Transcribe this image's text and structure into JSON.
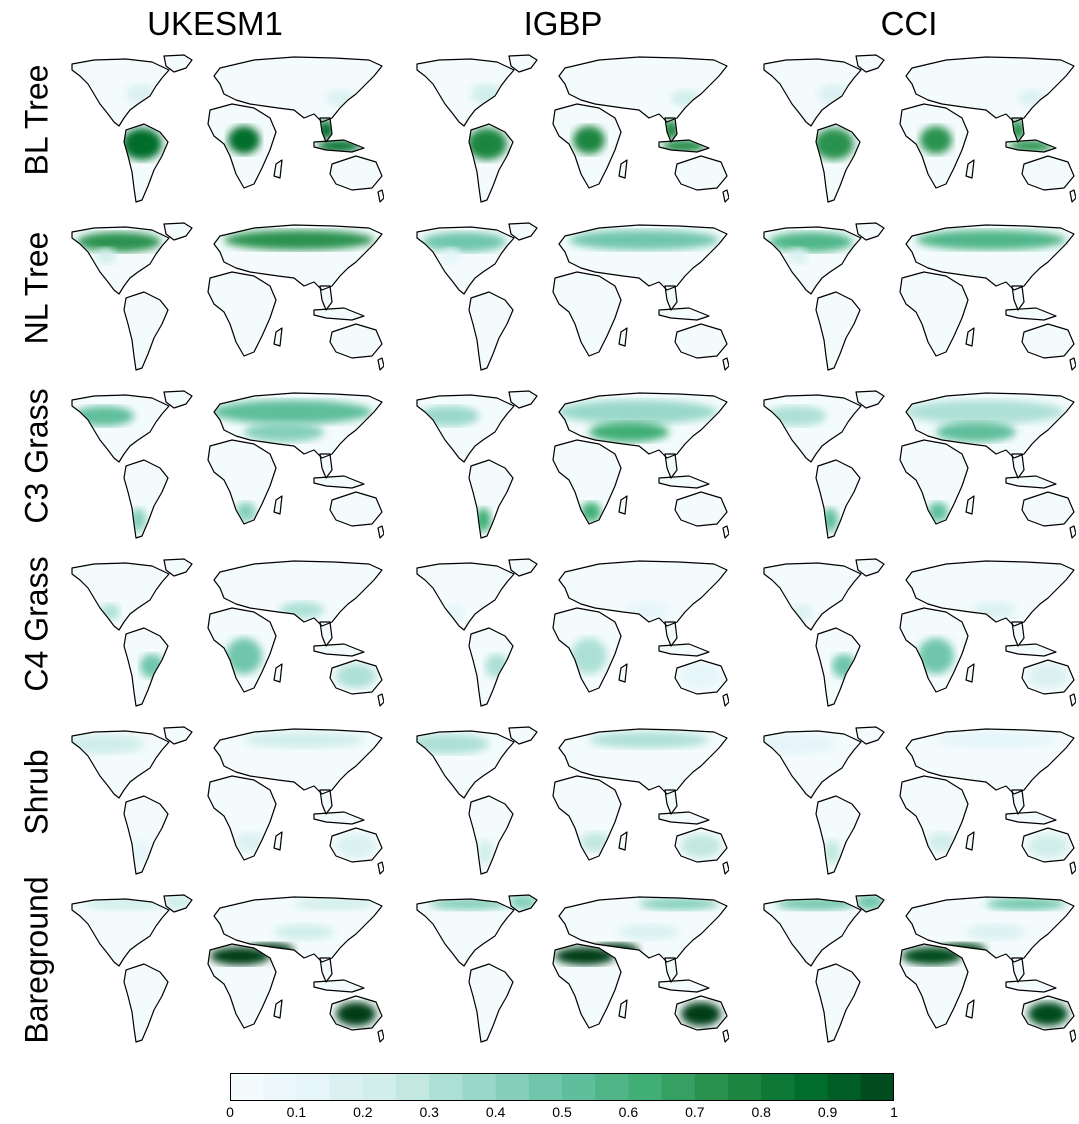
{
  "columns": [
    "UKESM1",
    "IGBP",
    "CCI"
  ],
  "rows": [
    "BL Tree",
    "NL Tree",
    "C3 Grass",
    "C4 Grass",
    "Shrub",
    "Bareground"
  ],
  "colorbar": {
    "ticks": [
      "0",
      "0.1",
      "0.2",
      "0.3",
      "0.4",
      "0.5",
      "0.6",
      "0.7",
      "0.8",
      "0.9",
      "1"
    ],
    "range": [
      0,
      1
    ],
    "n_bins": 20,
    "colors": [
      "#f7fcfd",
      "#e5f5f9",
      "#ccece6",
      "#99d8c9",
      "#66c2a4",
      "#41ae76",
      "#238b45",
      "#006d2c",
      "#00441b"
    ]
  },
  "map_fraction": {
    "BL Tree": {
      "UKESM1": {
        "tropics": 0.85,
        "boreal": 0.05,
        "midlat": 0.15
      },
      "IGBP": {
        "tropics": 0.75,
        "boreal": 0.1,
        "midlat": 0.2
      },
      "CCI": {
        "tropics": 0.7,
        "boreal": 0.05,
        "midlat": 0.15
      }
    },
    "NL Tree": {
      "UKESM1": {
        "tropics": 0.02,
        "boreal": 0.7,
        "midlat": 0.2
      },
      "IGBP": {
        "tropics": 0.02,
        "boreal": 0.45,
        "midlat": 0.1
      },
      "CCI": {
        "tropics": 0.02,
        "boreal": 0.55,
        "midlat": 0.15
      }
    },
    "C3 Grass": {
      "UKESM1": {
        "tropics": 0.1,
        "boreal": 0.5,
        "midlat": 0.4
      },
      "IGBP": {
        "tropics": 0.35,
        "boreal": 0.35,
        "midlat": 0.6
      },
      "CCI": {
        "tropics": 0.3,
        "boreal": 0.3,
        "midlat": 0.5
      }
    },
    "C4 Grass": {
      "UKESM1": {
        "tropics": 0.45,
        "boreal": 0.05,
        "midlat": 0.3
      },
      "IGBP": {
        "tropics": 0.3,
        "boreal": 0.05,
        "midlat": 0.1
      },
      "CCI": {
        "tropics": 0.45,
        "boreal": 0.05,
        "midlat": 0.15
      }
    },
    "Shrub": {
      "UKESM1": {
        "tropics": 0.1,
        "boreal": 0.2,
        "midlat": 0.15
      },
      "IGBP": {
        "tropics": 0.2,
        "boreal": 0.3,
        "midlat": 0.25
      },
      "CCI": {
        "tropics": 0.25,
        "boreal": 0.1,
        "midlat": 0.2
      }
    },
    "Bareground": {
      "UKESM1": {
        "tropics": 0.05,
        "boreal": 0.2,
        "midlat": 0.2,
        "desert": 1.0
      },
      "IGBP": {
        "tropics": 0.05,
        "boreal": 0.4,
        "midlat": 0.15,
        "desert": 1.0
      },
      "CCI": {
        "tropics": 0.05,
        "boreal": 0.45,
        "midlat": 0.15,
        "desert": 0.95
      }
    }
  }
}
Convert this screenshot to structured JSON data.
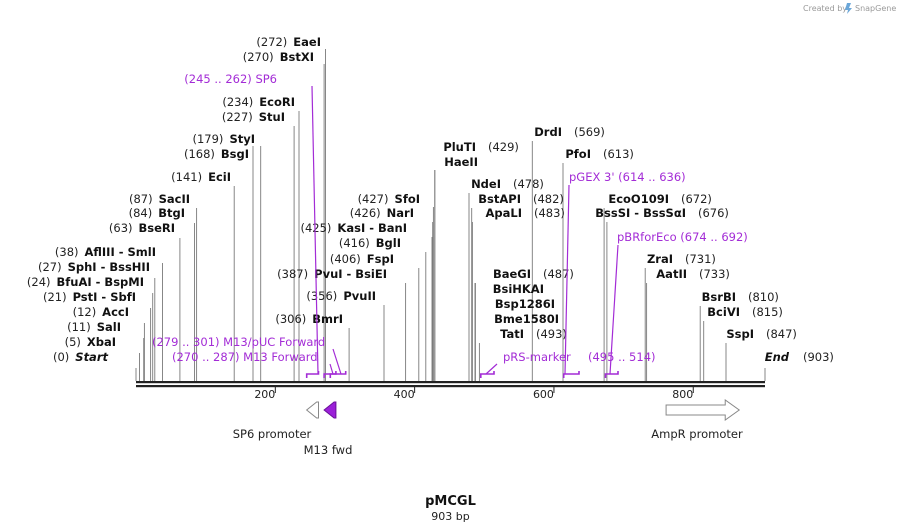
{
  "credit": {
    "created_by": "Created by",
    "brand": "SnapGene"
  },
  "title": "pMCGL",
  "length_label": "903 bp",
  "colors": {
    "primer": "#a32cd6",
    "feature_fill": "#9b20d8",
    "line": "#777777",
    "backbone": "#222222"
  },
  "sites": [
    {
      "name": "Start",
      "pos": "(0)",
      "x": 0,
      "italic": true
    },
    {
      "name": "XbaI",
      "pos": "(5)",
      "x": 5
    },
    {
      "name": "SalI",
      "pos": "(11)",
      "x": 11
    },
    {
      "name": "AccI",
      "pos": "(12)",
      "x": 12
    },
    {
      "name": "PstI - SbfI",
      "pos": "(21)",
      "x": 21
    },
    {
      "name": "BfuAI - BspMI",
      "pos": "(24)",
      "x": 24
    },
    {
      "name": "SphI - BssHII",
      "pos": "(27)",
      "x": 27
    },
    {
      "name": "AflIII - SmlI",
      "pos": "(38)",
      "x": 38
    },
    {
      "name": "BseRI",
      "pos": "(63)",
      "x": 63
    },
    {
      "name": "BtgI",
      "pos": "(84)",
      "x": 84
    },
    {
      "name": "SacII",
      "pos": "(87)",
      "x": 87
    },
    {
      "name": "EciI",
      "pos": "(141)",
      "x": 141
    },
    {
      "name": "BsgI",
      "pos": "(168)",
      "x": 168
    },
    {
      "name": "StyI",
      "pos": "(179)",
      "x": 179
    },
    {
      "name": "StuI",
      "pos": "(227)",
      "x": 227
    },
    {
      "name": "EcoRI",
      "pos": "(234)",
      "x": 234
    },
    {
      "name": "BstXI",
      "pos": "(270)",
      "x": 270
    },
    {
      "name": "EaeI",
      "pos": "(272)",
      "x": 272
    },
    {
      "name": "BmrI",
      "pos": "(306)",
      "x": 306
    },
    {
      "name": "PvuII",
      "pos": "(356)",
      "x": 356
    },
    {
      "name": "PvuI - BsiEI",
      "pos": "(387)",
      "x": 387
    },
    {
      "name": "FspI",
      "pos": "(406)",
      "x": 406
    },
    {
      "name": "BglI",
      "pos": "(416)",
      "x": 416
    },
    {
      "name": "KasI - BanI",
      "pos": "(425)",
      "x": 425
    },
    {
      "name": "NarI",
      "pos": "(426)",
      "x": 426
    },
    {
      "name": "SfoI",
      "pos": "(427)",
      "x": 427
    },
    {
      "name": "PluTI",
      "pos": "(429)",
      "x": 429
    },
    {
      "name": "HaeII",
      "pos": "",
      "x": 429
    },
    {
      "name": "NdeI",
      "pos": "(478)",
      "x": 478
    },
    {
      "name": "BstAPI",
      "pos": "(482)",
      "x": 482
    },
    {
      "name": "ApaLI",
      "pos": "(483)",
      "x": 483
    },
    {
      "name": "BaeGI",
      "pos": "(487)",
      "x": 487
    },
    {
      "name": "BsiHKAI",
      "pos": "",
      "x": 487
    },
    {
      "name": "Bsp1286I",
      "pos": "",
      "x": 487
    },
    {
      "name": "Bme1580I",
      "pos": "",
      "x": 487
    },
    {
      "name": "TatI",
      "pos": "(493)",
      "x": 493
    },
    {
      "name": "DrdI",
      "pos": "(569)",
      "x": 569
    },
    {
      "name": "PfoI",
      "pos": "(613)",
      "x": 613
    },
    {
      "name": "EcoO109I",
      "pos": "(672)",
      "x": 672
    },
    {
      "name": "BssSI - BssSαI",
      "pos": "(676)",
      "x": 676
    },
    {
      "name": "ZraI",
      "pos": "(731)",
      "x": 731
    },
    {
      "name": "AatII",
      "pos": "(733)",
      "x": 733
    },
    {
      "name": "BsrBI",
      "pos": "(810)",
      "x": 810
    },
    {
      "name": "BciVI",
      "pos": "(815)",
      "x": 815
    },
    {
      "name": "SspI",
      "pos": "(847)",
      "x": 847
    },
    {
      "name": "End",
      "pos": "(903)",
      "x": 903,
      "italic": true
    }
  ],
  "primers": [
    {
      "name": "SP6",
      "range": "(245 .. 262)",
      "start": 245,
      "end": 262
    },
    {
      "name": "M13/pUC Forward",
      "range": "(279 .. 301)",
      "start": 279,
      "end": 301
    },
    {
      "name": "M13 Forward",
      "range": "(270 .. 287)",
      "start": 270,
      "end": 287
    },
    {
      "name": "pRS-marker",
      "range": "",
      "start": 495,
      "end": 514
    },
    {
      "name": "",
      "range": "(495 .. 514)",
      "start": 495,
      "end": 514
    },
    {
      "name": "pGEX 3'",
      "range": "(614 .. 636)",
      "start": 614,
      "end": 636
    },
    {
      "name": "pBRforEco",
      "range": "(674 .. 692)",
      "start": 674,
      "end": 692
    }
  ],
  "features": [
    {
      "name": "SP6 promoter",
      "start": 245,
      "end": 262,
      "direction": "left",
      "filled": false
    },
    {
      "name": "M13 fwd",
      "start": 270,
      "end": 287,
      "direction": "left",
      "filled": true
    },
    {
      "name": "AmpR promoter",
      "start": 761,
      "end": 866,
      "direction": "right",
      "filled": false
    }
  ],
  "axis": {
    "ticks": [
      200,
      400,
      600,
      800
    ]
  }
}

## Prompt
Select the lines from the entries that include the word "this".

## Task answer
Transcribe this image's text and structure into JSON.
Convert this screenshot to structured JSON data.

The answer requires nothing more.